Consigne 1
D'après l'extrait sur le vol VA240, combien de temps après le tir l'étage EPS a-t-il rallumé son moteur principal ?

Extrait du document

Ouf! Grand soupirs de soulagement et surtout, les traditionnels bonnets de Noël sur la tête: les équipes d’Arianespace ont pu fêter dignement la dernière campagne de l’année, réussie comme il se doit. Ce n’était pas un « simple » lancement commercial, mais aussi un tir crucial au service de l’ESA et de l’Union Européenne: le déploiement d’une « grappe » de 4 satellites Galileo pour augmenter la constellation. Et les unités sont attendues… Depuis un an les premiers services sont actifs et malgré quelques défauts de jeunesse, toutes les promesses sont au rendez-vous!
Le lancement d’Ariane 5. Une valeur sûre!
VA240, le défi d’Ariane 5
Pour ce 240è vol de la famille Ariane, les chiffres donnent comme d’habitude le tournis. Plus de 15 ans sans échec pour Ariane 5 avec 82 lancements réussis d’affilée… Et un joli 7/7 pour la version utilisée ce soir, l’Ariane 5 ES (pour Evolution Storable). Contrairement à la version ECA utilisée pour mettre les duos de satellites en orbite de transfert géostationnaire, la version ES est bien moins puissante, mais possède la capacité unique pour l’étage supérieur d’être rallumable après plusieurs heures de vol. Ce fut le cas aujourd’hui: plus de 3h et 27 minutes après le tir, l’étage EPS a rallumé son moteur principal pour circulariser l’orbite des 4 satellites Galileo avant leur déploiement. Ce qui signifie aussi que l’étage supérieur va devenir un débris en orbite à plus de 23000 km (pas top…) mais c’est actuellement le cas pour l’extrême majorité des satellites qui sont emmenés vers les constellations, qu’il s’agisse de Beidou, Glonass ou le GPS américain. Signalons aussi le 11è succès cette année pour Arianespace.
Dernière phase de la mission: l’EPS est allumé pour la 2è fois.

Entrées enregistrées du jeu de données
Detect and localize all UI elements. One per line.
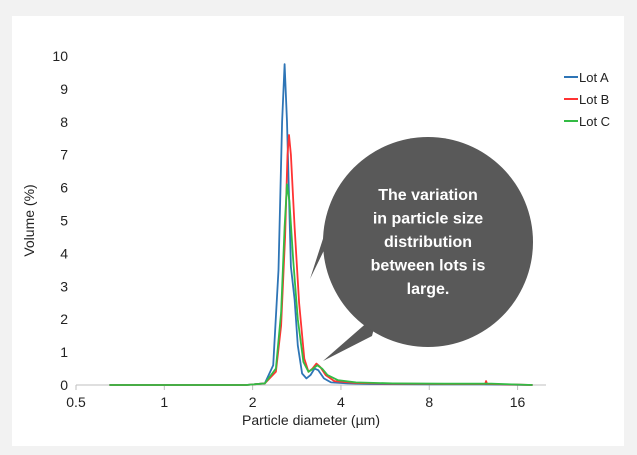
particle-size-chart: 0.5 1 2 4 8 16 0 1 2 3 4 5 6 7 8 9 10 Lot A Lot B Lot C Th… (21, 48, 610, 428)
callout-text-line: distribution (384, 234, 472, 251)
y-tick-label: 4 (60, 245, 68, 261)
callout-text-line: The variation (378, 187, 478, 204)
x-tick-label: 8 (425, 394, 433, 410)
series-line-lot-c (109, 183, 533, 386)
y-tick-label: 8 (60, 114, 68, 130)
y-tick-label: 10 (52, 48, 68, 64)
y-tick-label: 3 (60, 278, 68, 294)
y-axis-title: Volume (%) (21, 184, 37, 256)
legend-entry: Lot A (579, 70, 609, 85)
y-tick-label: 0 (60, 377, 68, 393)
callout-text-line: large. (407, 281, 450, 298)
x-tick-label: 16 (510, 394, 526, 410)
y-tick-label: 6 (60, 180, 68, 196)
x-tick-label: 2 (249, 394, 257, 410)
callout-bubble (323, 137, 533, 347)
x-tick-label: 1 (160, 394, 168, 410)
legend-entry: Lot B (579, 92, 609, 107)
callout-text-line: in particle size (373, 211, 483, 228)
y-tick-label: 7 (60, 147, 68, 163)
y-tick-label: 1 (60, 344, 68, 360)
x-axis-title: Particle diameter (µm) (242, 412, 380, 428)
y-tick-label: 5 (60, 213, 68, 229)
x-tick-label: 4 (337, 394, 345, 410)
x-tick-label: 0.5 (66, 394, 86, 410)
y-tick-label: 2 (60, 311, 68, 327)
legend-entry: Lot C (579, 114, 610, 129)
chart-panel: 0.5 1 2 4 8 16 0 1 2 3 4 5 6 7 8 9 10 Lot A Lot B Lot C Th… (12, 16, 624, 446)
y-tick-label: 9 (60, 81, 68, 97)
callout-text-line: between lots is (371, 258, 486, 275)
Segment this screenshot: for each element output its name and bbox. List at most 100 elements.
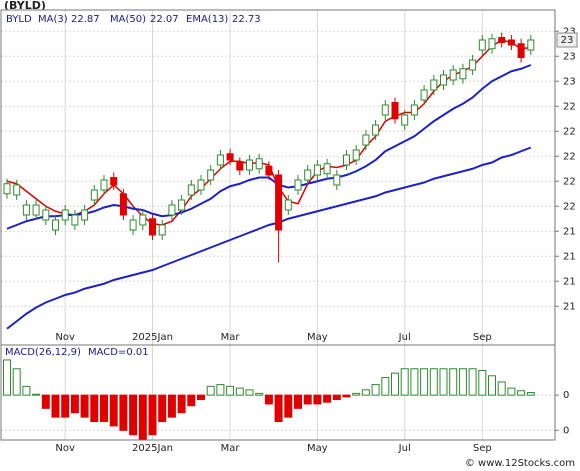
- candle-body: [449, 69, 457, 81]
- candle-body: [226, 153, 234, 161]
- y-tick-label: 0: [563, 425, 569, 436]
- macd-bar: [235, 387, 244, 396]
- y-tick-label: 21: [563, 251, 576, 262]
- candle-body: [430, 79, 438, 91]
- candle-body: [187, 184, 195, 196]
- y-tick-label: 0: [563, 390, 569, 401]
- macd-bar: [226, 385, 235, 396]
- candle-body: [158, 224, 166, 236]
- macd-bar: [90, 394, 99, 423]
- y-tick-label: 23: [563, 76, 576, 87]
- candle-body: [517, 43, 525, 58]
- macd-bar: [12, 368, 21, 396]
- x-tick-label: 2025Jan: [132, 332, 173, 343]
- macd-bar: [352, 392, 361, 396]
- candle-body: [507, 39, 515, 46]
- candle-body: [294, 179, 302, 191]
- macd-bar: [400, 368, 409, 396]
- last-price-box: [556, 32, 578, 48]
- macd-bar: [264, 394, 273, 405]
- macd-bar: [177, 394, 186, 414]
- macd-bar: [449, 368, 458, 396]
- macd-bar: [129, 394, 138, 436]
- candle-body: [71, 214, 79, 226]
- macd-bar: [148, 394, 157, 436]
- x-tick-label: 2025Jan: [132, 443, 173, 454]
- candle-body: [401, 114, 409, 126]
- macd-bar: [22, 385, 31, 396]
- macd-bar: [526, 392, 535, 396]
- ticker-label: BYLD: [6, 14, 32, 25]
- legend-value: 22.73: [232, 14, 261, 25]
- macd-bar: [216, 384, 225, 396]
- x-tick-label: May: [307, 332, 328, 343]
- moving-average-line: [6, 64, 532, 230]
- candle-body: [362, 134, 370, 146]
- macd-bar: [381, 377, 390, 396]
- macd-bar: [410, 368, 419, 396]
- candle-body: [207, 169, 215, 181]
- macd-bar: [391, 372, 399, 396]
- macd-bar: [100, 394, 108, 423]
- macd-bar: [313, 394, 322, 405]
- candle-body: [149, 218, 156, 236]
- candle-body: [119, 193, 127, 216]
- candle-body: [352, 149, 360, 161]
- macd-bar: [158, 394, 167, 423]
- macd-bar: [488, 375, 496, 396]
- x-tick-label: Mar: [221, 332, 241, 343]
- macd-bar: [517, 390, 526, 396]
- macd-bar: [303, 394, 312, 405]
- candle-body: [216, 154, 224, 166]
- macd-bar: [439, 368, 448, 396]
- x-tick-label: Nov: [55, 443, 75, 454]
- x-tick-label: Jul: [398, 443, 411, 454]
- y-tick-label: 21: [563, 301, 576, 312]
- macd-bar: [323, 394, 332, 403]
- macd-bar: [109, 394, 118, 427]
- candle-body: [381, 104, 389, 116]
- macd-bar: [3, 359, 11, 396]
- macd-bar: [138, 394, 147, 440]
- macd-bar: [371, 384, 380, 396]
- chart-title: (BYLD): [4, 0, 46, 12]
- candle-body: [459, 68, 467, 80]
- macd-bar: [420, 368, 429, 396]
- candle-body: [32, 204, 40, 216]
- candle-body: [313, 164, 321, 176]
- macd-bar: [342, 394, 351, 398]
- macd-bar: [197, 394, 205, 401]
- macd-bar: [187, 394, 196, 407]
- y-tick-label: 22: [563, 201, 576, 212]
- candle-body: [478, 39, 486, 51]
- macd-bar: [274, 394, 283, 423]
- macd-bar: [458, 368, 467, 396]
- candle-body: [440, 74, 447, 86]
- macd-bar: [294, 394, 302, 409]
- macd-bar: [468, 368, 477, 396]
- x-tick-label: Jul: [398, 332, 411, 343]
- candle-body: [372, 124, 380, 136]
- candle-body: [391, 102, 399, 120]
- candle-body: [246, 159, 253, 171]
- y-tick-label: 21: [563, 276, 576, 287]
- y-tick-label: 22: [563, 176, 576, 187]
- macd-bar: [361, 389, 370, 396]
- x-tick-label: Sep: [473, 332, 492, 343]
- candle-body: [52, 219, 59, 231]
- macd-bar: [332, 394, 341, 401]
- legend-name: MA(3): [38, 14, 68, 25]
- candle-body: [304, 169, 312, 181]
- candle-body: [3, 183, 11, 195]
- macd-bar: [119, 394, 128, 431]
- macd-bar: [206, 385, 215, 396]
- y-tick-label: 23: [563, 51, 576, 62]
- candle-body: [42, 209, 50, 221]
- y-tick-label: 22: [563, 126, 576, 137]
- x-tick-label: Nov: [55, 332, 75, 343]
- x-tick-label: Sep: [473, 443, 492, 454]
- candle-body: [343, 154, 350, 166]
- candle-body: [527, 39, 535, 51]
- candle-body: [275, 174, 283, 231]
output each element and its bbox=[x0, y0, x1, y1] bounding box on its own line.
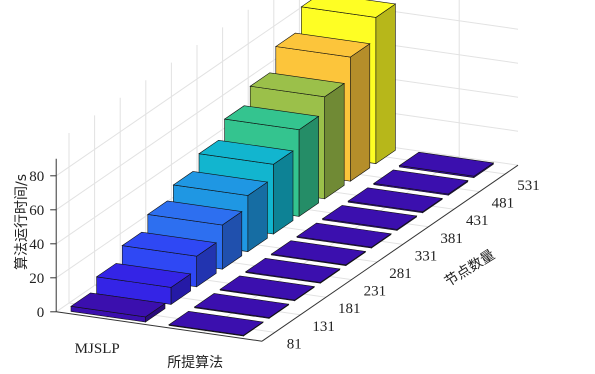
z-axis-label: 算法运行时间/s bbox=[14, 174, 30, 270]
bar-proposed-81 bbox=[168, 310, 264, 337]
z-tick-label: 20 bbox=[29, 271, 44, 287]
y-tick-label: 231 bbox=[364, 284, 387, 300]
y-axis-label: 节点数量 bbox=[442, 247, 498, 290]
bar-mjslp-131 bbox=[95, 263, 192, 305]
bar-proposed-331 bbox=[296, 222, 392, 249]
bar-face-top bbox=[168, 310, 264, 336]
bar-face-top bbox=[398, 151, 495, 177]
y-tick-label: 331 bbox=[415, 248, 438, 264]
z-tick-label: 0 bbox=[37, 305, 45, 321]
bar-face-side bbox=[349, 43, 371, 182]
y-axis-line bbox=[261, 164, 519, 342]
y-tick-label: 481 bbox=[492, 196, 514, 212]
x-tick-label: 所提算法 bbox=[167, 355, 223, 371]
bar-face-top bbox=[270, 240, 367, 266]
y-tick-label: 531 bbox=[517, 178, 540, 194]
bar-face-top bbox=[372, 169, 469, 195]
bar-face-top bbox=[146, 200, 243, 226]
axes bbox=[55, 158, 519, 342]
y-tick-label: 81 bbox=[287, 336, 302, 352]
bar-face-top bbox=[249, 72, 346, 98]
x-tick-label: MJSLP bbox=[75, 341, 120, 357]
bar-proposed-181 bbox=[219, 275, 316, 302]
bar-face-top bbox=[219, 275, 316, 301]
z-tick-label: 60 bbox=[29, 203, 44, 219]
bar-face-top bbox=[70, 292, 166, 318]
y-tick-label: 381 bbox=[440, 231, 463, 247]
y-tick-label: 431 bbox=[466, 213, 489, 229]
bar-face-top bbox=[198, 139, 294, 165]
bar-face-top bbox=[172, 171, 269, 196]
bar-mjslp-81 bbox=[70, 292, 166, 323]
bars bbox=[70, 0, 495, 337]
bar-face-side bbox=[375, 3, 396, 165]
bar-face-top bbox=[223, 105, 320, 131]
bar-face-top bbox=[244, 257, 341, 283]
bar-face-top bbox=[300, 0, 397, 18]
y-tick-label: 131 bbox=[312, 319, 335, 335]
bar-face-top bbox=[296, 222, 392, 248]
bar-face-side bbox=[298, 115, 319, 217]
bar-proposed-231 bbox=[244, 257, 341, 284]
bar-proposed-281 bbox=[270, 240, 367, 267]
bar-face-top bbox=[274, 32, 371, 58]
bar-face-top bbox=[121, 231, 218, 257]
bar-face-top bbox=[95, 263, 192, 288]
bar-proposed-481 bbox=[372, 169, 469, 196]
bar-face-side bbox=[324, 82, 345, 200]
bar-face-top bbox=[193, 293, 290, 318]
y-tick-label: 181 bbox=[338, 301, 361, 317]
bar-face-top bbox=[347, 187, 444, 213]
bar-proposed-381 bbox=[321, 205, 418, 231]
bar-face-top bbox=[321, 205, 418, 230]
y-tick-label: 281 bbox=[389, 266, 412, 282]
bar-proposed-131 bbox=[193, 293, 290, 319]
z-tick-label: 40 bbox=[29, 237, 44, 253]
grid-line bbox=[55, 33, 313, 211]
bar-proposed-531 bbox=[398, 151, 495, 179]
bar-proposed-431 bbox=[347, 187, 444, 214]
bar-face-side bbox=[273, 150, 294, 235]
z-tick-label: 80 bbox=[29, 169, 44, 185]
x-axis-line bbox=[56, 311, 263, 342]
grid-line bbox=[55, 0, 313, 177]
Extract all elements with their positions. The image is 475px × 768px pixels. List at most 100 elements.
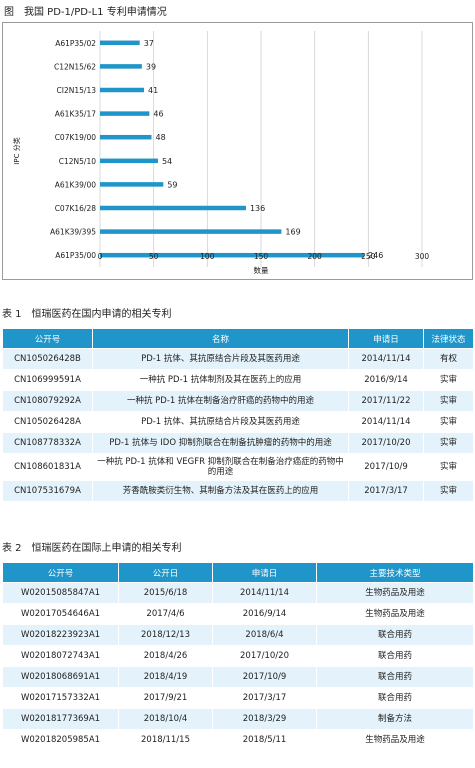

Consigne 2
Dans le listing, recopiez à l'identique la partie qui s'ouvre sur la ligne contenant « - candle-body: [449, 69, 457, 81] » et se ferme sur celle contenant « - candle-body: [32, 204, 40, 216] », ces deux lignes comprises.

Réponse attendue 1
Plus de 3 h et 27 minutes après le tir.

Réponse attendue 2
- candle-body: [449, 69, 457, 81]
- candle-body: [226, 153, 234, 161]
- y-tick-label: 0: [563, 425, 569, 436]
- macd-bar: [235, 387, 244, 396]
- y-tick-label: 21: [563, 251, 576, 262]
- candle-body: [430, 79, 438, 91]
- candle-body: [187, 184, 195, 196]
- y-tick-label: 0: [563, 390, 569, 401]
- macd-bar: [226, 385, 235, 396]
- candle-body: [158, 224, 166, 236]
- macd-bar: [90, 394, 99, 423]
- y-tick-label: 23: [563, 76, 576, 87]
- candle-body: [517, 43, 525, 58]
- macd-bar: [12, 368, 21, 396]
- x-tick-label: 2025Jan: [132, 332, 173, 343]
- macd-bar: [352, 392, 361, 396]
- candle-body: [507, 39, 515, 46]
- candle-body: [294, 179, 302, 191]
- macd-bar: [400, 368, 409, 396]
- last-price-box: [556, 32, 578, 48]
- macd-bar: [264, 394, 273, 405]
- macd-bar: [177, 394, 186, 414]
- macd-bar: [449, 368, 458, 396]
- macd-bar: [129, 394, 138, 436]
- candle-body: [71, 214, 79, 226]
- macd-bar: [148, 394, 157, 436]
- x-tick-label: 2025Jan: [132, 443, 173, 454]
- candle-body: [401, 114, 409, 126]
- macd-bar: [22, 385, 31, 396]
- macd-bar: [526, 392, 535, 396]
- ticker-label: BYLD: [6, 14, 32, 25]
- legend-value: 22.73: [232, 14, 261, 25]
- macd-bar: [216, 384, 225, 396]
- x-tick-label: May: [307, 332, 328, 343]
- moving-average-line: [6, 64, 532, 230]
- candle-body: [362, 134, 370, 146]
- macd-bar: [381, 377, 390, 396]
- macd-bar: [410, 368, 419, 396]
- candle-body: [207, 169, 215, 181]
- macd-bar: [391, 372, 399, 396]
- macd-bar: [100, 394, 108, 423]
- macd-bar: [313, 394, 322, 405]
- candle-body: [149, 218, 156, 236]
- candle-body: [119, 193, 127, 216]
- candle-body: [352, 149, 360, 161]
- macd-bar: [158, 394, 167, 423]
- macd-bar: [488, 375, 496, 396]
- x-tick-label: Mar: [221, 332, 241, 343]
- macd-bar: [517, 390, 526, 396]
- macd-bar: [303, 394, 312, 405]
- candle-body: [216, 154, 224, 166]
- macd-bar: [439, 368, 448, 396]
- x-tick-label: Nov: [55, 443, 75, 454]
- x-tick-label: Jul: [398, 443, 411, 454]
- y-tick-label: 21: [563, 301, 576, 312]
- macd-bar: [323, 394, 332, 403]
- macd-bar: [109, 394, 118, 427]
- candle-body: [381, 104, 389, 116]
- macd-bar: [3, 359, 11, 396]
- macd-bar: [138, 394, 147, 440]
- macd-bar: [371, 384, 380, 396]
- chart-title: (BYLD): [4, 0, 46, 12]
- candle-body: [459, 68, 467, 80]
- macd-bar: [420, 368, 429, 396]
- candle-body: [32, 204, 40, 216]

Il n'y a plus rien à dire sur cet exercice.